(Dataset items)
===
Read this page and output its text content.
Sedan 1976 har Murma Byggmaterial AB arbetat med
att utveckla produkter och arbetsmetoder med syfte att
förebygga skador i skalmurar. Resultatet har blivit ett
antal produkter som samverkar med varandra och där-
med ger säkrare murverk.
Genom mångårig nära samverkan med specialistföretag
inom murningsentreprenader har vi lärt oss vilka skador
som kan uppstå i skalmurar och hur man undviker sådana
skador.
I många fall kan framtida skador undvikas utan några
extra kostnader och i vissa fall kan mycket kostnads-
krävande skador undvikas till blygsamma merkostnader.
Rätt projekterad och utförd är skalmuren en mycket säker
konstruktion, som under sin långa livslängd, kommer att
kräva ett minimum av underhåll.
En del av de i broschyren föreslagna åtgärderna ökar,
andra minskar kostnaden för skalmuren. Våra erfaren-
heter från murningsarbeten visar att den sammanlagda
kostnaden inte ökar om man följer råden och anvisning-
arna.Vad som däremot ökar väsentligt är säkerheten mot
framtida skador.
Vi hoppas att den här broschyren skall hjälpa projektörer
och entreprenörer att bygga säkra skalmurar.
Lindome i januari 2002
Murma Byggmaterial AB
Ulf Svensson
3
===
Review the preceding data and report every line that includes the string "ökar".

En del av de i broschyren föreslagna åtgärderna ökar,
kostnaden inte ökar om man följer råden och anvisning-
arna.Vad som däremot ökar väsentligt är säkerheten mot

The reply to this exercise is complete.